Nothing should be left out: output all of the entries exactly.

* [Dataset entries]:
-.-.-
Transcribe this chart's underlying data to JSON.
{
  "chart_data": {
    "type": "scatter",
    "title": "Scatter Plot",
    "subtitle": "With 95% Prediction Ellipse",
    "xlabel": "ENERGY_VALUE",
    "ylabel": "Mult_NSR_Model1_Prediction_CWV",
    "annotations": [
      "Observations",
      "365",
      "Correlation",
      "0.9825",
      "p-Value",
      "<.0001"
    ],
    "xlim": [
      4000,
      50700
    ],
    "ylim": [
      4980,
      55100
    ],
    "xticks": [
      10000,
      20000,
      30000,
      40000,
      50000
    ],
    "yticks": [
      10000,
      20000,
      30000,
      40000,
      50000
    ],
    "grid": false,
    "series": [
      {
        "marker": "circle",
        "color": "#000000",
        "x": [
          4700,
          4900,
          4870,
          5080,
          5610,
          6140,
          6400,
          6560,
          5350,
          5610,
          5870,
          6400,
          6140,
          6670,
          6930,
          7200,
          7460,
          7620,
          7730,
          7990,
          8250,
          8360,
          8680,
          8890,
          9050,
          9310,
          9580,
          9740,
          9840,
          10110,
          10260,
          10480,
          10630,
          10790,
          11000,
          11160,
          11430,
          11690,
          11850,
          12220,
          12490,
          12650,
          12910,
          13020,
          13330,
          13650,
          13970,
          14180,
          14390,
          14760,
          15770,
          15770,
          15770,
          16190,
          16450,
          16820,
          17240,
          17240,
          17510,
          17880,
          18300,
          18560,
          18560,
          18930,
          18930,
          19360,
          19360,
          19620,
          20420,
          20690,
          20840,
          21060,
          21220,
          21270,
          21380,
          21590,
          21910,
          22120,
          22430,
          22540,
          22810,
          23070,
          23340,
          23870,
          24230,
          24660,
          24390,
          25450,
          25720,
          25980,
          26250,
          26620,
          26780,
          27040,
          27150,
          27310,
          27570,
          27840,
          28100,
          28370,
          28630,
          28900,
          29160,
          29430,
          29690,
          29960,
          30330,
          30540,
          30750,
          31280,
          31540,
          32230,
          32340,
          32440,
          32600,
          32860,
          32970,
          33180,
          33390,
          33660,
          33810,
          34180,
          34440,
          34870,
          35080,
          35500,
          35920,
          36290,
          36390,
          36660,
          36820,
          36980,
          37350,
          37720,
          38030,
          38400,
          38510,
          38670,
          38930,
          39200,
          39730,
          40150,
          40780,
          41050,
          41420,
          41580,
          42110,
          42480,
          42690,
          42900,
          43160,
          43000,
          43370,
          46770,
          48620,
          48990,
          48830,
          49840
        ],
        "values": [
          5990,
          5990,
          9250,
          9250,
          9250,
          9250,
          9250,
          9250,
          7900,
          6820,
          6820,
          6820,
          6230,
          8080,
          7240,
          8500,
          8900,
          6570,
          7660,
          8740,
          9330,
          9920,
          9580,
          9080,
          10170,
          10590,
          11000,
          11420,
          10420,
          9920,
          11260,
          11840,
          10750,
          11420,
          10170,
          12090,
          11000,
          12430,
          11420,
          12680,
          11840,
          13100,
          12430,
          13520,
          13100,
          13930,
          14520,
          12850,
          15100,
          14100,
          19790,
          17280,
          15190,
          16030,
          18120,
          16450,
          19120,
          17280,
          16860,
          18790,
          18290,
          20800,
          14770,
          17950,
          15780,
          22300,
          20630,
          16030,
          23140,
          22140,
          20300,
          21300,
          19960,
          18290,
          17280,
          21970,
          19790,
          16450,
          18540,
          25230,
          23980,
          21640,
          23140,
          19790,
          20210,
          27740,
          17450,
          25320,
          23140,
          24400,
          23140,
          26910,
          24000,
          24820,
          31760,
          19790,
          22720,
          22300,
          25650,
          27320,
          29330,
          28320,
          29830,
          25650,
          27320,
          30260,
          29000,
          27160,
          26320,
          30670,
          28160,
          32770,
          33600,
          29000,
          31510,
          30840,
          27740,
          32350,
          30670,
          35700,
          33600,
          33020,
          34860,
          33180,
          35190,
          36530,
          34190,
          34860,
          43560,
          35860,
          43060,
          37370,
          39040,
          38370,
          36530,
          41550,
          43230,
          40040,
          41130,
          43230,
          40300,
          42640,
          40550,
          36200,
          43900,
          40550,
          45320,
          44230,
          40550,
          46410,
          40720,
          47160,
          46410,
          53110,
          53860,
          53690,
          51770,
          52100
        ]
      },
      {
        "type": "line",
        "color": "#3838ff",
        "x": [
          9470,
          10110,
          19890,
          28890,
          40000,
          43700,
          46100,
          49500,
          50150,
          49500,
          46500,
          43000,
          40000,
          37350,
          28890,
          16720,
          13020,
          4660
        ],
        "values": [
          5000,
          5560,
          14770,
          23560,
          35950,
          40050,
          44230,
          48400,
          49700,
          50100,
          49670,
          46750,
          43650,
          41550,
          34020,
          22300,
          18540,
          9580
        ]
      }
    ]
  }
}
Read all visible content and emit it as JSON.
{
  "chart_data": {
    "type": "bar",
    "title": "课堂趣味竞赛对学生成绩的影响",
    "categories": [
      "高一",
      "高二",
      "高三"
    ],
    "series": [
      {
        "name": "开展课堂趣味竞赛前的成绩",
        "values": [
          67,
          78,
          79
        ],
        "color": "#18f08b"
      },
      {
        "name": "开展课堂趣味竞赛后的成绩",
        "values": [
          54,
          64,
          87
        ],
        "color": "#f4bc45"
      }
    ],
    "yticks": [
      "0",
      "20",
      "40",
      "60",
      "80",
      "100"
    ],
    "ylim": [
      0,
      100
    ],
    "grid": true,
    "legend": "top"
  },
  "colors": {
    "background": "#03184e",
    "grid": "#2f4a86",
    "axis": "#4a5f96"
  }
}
-.-.-
* [Exercise solution]:
Transcribe this chart's underlying data to JSON.
{
  "chart_data": {
    "type": "scatter",
    "title": "Scatter Plot",
    "subtitle": "With 95% Prediction Ellipse",
    "xlabel": "ENERGY_VALUE",
    "ylabel": "Mult_NSR_Model1_Prediction_CWV",
    "annotations": [
      "Observations",
      "365",
      "Correlation",
      "0.9825",
      "p-Value",
      "<.0001"
    ],
    "xlim": [
      4000,
      50700
    ],
    "ylim": [
      4980,
      55100
    ],
    "xticks": [
      10000,
      20000,
      30000,
      40000,
      50000
    ],
    "yticks": [
      10000,
      20000,
      30000,
      40000,
      50000
    ],
    "grid": false,
    "series": [
      {
        "marker": "circle",
        "color": "#000000",
        "x": [
          4700,
          4900,
          4870,
          5080,
          5610,
          6140,
          6400,
          6560,
          5350,
          5610,
          5870,
          6400,
          6140,
          6670,
          6930,
          7200,
          7460,
          7620,
          7730,
          7990,
          8250,
          8360,
          8680,
          8890,
          9050,
          9310,
          9580,
          9740,
          9840,
          10110,
          10260,
          10480,
          10630,
          10790,
          11000,
          11160,
          11430,
          11690,
          11850,
          12220,
          12490,
          12650,
          12910,
          13020,
          13330,
          13650,
          13970,
          14180,
          14390,
          14760,
          15770,
          15770,
          15770,
          16190,
          16450,
          16820,
          17240,
          17240,
          17510,
          17880,
          18300,
          18560,
          18560,
          18930,
          18930,
          19360,
          19360,
          19620,
          20420,
          20690,
          20840,
          21060,
          21220,
          21270,
          21380,
          21590,
          21910,
          22120,
          22430,
          22540,
          22810,
          23070,
          23340,
          23870,
          24230,
          24660,
          24390,
          25450,
          25720,
          25980,
          26250,
          26620,
          26780,
          27040,
          27150,
          27310,
          27570,
          27840,
          28100,
          28370,
          28630,
          28900,
          29160,
          29430,
          29690,
          29960,
          30330,
          30540,
          30750,
          31280,
          31540,
          32230,
          32340,
          32440,
          32600,
          32860,
          32970,
          33180,
          33390,
          33660,
          33810,
          34180,
          34440,
          34870,
          35080,
          35500,
          35920,
          36290,
          36390,
          36660,
          36820,
          36980,
          37350,
          37720,
          38030,
          38400,
          38510,
          38670,
          38930,
          39200,
          39730,
          40150,
          40780,
          41050,
          41420,
          41580,
          42110,
          42480,
          42690,
          42900,
          43160,
          43000,
          43370,
          46770,
          48620,
          48990,
          48830,
          49840
        ],
        "values": [
          5990,
          5990,
          9250,
          9250,
          9250,
          9250,
          9250,
          9250,
          7900,
          6820,
          6820,
          6820,
          6230,
          8080,
          7240,
          8500,
          8900,
          6570,
          7660,
          8740,
          9330,
          9920,
          9580,
          9080,
          10170,
          10590,
          11000,
          11420,
          10420,
          9920,
          11260,
          11840,
          10750,
          11420,
          10170,
          12090,
          11000,
          12430,
          11420,
          12680,
          11840,
          13100,
          12430,
          13520,
          13100,
          13930,
          14520,
          12850,
          15100,
          14100,
          19790,
          17280,
          15190,
          16030,
          18120,
          16450,
          19120,
          17280,
          16860,
          18790,
          18290,
          20800,
          14770,
          17950,
          15780,
          22300,
          20630,
          16030,
          23140,
          22140,
          20300,
          21300,
          19960,
          18290,
          17280,
          21970,
          19790,
          16450,
          18540,
          25230,
          23980,
          21640,
          23140,
          19790,
          20210,
          27740,
          17450,
          25320,
          23140,
          24400,
          23140,
          26910,
          24000,
          24820,
          31760,
          19790,
          22720,
          22300,
          25650,
          27320,
          29330,
          28320,
          29830,
          25650,
          27320,
          30260,
          29000,
          27160,
          26320,
          30670,
          28160,
          32770,
          33600,
          29000,
          31510,
          30840,
          27740,
          32350,
          30670,
          35700,
          33600,
          33020,
          34860,
          33180,
          35190,
          36530,
          34190,
          34860,
          43560,
          35860,
          43060,
          37370,
          39040,
          38370,
          36530,
          41550,
          43230,
          40040,
          41130,
          43230,
          40300,
          42640,
          40550,
          36200,
          43900,
          40550,
          45320,
          44230,
          40550,
          46410,
          40720,
          47160,
          46410,
          53110,
          53860,
          53690,
          51770,
          52100
        ]
      },
      {
        "type": "line",
        "color": "#3838ff",
        "x": [
          9470,
          10110,
          19890,
          28890,
          40000,
          43700,
          46100,
          49500,
          50150,
          49500,
          46500,
          43000,
          40000,
          37350,
          28890,
          16720,
          13020,
          4660
        ],
        "values": [
          5000,
          5560,
          14770,
          23560,
          35950,
          40050,
          44230,
          48400,
          49700,
          50100,
          49670,
          46750,
          43650,
          41550,
          34020,
          22300,
          18540,
          9580
        ]
      }
    ]
  }
}
Read all visible content and emit it as JSON.
{
  "chart_data": {
    "type": "bar",
    "title": "课堂趣味竞赛对学生成绩的影响",
    "categories": [
      "高一",
      "高二",
      "高三"
    ],
    "series": [
      {
        "name": "开展课堂趣味竞赛前的成绩",
        "values": [
          67,
          78,
          79
        ],
        "color": "#18f08b"
      },
      {
        "name": "开展课堂趣味竞赛后的成绩",
        "values": [
          54,
          64,
          87
        ],
        "color": "#f4bc45"
      }
    ],
    "yticks": [
      "0",
      "20",
      "40",
      "60",
      "80",
      "100"
    ],
    "ylim": [
      0,
      100
    ],
    "grid": true,
    "legend": "top"
  },
  "colors": {
    "background": "#03184e",
    "grid": "#2f4a86",
    "axis": "#4a5f96"
  }
}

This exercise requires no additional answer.